++++ Exercise inputs ++++

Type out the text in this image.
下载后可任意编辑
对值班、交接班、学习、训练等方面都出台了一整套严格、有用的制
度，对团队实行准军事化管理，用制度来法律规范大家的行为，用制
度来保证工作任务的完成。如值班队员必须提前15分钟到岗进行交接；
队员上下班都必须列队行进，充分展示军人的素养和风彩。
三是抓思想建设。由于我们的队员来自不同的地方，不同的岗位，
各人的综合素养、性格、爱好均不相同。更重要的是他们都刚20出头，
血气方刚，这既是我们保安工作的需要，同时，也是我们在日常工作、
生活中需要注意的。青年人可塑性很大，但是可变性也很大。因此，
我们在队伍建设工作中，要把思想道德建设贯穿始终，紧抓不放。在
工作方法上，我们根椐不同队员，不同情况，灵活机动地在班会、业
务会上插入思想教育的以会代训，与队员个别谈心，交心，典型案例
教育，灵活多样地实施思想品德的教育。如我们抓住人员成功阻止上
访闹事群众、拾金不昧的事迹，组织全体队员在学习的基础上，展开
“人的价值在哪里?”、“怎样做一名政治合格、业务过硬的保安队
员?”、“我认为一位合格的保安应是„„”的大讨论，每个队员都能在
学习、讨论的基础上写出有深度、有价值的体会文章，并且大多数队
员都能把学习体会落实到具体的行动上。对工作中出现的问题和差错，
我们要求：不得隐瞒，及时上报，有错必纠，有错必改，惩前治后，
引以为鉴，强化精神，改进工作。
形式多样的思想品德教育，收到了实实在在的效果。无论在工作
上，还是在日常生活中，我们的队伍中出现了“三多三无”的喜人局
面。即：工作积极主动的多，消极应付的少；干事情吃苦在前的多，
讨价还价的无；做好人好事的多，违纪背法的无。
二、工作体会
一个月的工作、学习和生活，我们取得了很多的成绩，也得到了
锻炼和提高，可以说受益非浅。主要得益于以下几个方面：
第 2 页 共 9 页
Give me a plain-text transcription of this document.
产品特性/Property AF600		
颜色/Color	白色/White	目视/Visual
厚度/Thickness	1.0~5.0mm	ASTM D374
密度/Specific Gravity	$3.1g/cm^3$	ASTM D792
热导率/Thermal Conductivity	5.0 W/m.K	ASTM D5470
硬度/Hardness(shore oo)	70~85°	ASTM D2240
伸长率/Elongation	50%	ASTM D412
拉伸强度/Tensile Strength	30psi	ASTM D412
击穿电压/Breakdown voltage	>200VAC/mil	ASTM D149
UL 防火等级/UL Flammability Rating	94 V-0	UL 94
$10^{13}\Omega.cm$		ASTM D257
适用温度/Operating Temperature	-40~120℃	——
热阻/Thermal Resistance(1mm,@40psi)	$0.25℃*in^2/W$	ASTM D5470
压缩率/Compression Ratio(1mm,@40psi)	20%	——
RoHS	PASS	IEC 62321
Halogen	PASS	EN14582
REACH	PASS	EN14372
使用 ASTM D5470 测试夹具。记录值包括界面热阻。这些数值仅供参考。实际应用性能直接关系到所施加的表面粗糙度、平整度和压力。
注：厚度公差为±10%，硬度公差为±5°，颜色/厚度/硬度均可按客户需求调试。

++++

• Work required:
All the entries above need to be reproduced exactly.

• Solution:
Type out the text in this image.
下载后可任意编辑
对值班、交接班、学习、训练等方面都出台了一整套严格、有用的制
度，对团队实行准军事化管理，用制度来法律规范大家的行为，用制
度来保证工作任务的完成。如值班队员必须提前15分钟到岗进行交接；
队员上下班都必须列队行进，充分展示军人的素养和风彩。
三是抓思想建设。由于我们的队员来自不同的地方，不同的岗位，
各人的综合素养、性格、爱好均不相同。更重要的是他们都刚20出头，
血气方刚，这既是我们保安工作的需要，同时，也是我们在日常工作、
生活中需要注意的。青年人可塑性很大，但是可变性也很大。因此，
我们在队伍建设工作中，要把思想道德建设贯穿始终，紧抓不放。在
工作方法上，我们根椐不同队员，不同情况，灵活机动地在班会、业
务会上插入思想教育的以会代训，与队员个别谈心，交心，典型案例
教育，灵活多样地实施思想品德的教育。如我们抓住人员成功阻止上
访闹事群众、拾金不昧的事迹，组织全体队员在学习的基础上，展开
“人的价值在哪里?”、“怎样做一名政治合格、业务过硬的保安队
员?”、“我认为一位合格的保安应是„„”的大讨论，每个队员都能在
学习、讨论的基础上写出有深度、有价值的体会文章，并且大多数队
员都能把学习体会落实到具体的行动上。对工作中出现的问题和差错，
我们要求：不得隐瞒，及时上报，有错必纠，有错必改，惩前治后，
引以为鉴，强化精神，改进工作。
形式多样的思想品德教育，收到了实实在在的效果。无论在工作
上，还是在日常生活中，我们的队伍中出现了“三多三无”的喜人局
面。即：工作积极主动的多，消极应付的少；干事情吃苦在前的多，
讨价还价的无；做好人好事的多，违纪背法的无。
二、工作体会
一个月的工作、学习和生活，我们取得了很多的成绩，也得到了
锻炼和提高，可以说受益非浅。主要得益于以下几个方面：
第 2 页 共 9 页
Give me a plain-text transcription of this document.
产品特性/Property AF600		
颜色/Color	白色/White	目视/Visual
厚度/Thickness	1.0~5.0mm	ASTM D374
密度/Specific Gravity	$3.1g/cm^3$	ASTM D792
热导率/Thermal Conductivity	5.0 W/m.K	ASTM D5470
硬度/Hardness(shore oo)	70~85°	ASTM D2240
伸长率/Elongation	50%	ASTM D412
拉伸强度/Tensile Strength	30psi	ASTM D412
击穿电压/Breakdown voltage	>200VAC/mil	ASTM D149
UL 防火等级/UL Flammability Rating	94 V-0	UL 94
$10^{13}\Omega.cm$		ASTM D257
适用温度/Operating Temperature	-40~120℃	——
热阻/Thermal Resistance(1mm,@40psi)	$0.25℃*in^2/W$	ASTM D5470
压缩率/Compression Ratio(1mm,@40psi)	20%	——
RoHS	PASS	IEC 62321
Halogen	PASS	EN14582
REACH	PASS	EN14372
使用 ASTM D5470 测试夹具。记录值包括界面热阻。这些数值仅供参考。实际应用性能直接关系到所施加的表面粗糙度、平整度和压力。
注：厚度公差为±10%，硬度公差为±5°，颜色/厚度/硬度均可按客户需求调试。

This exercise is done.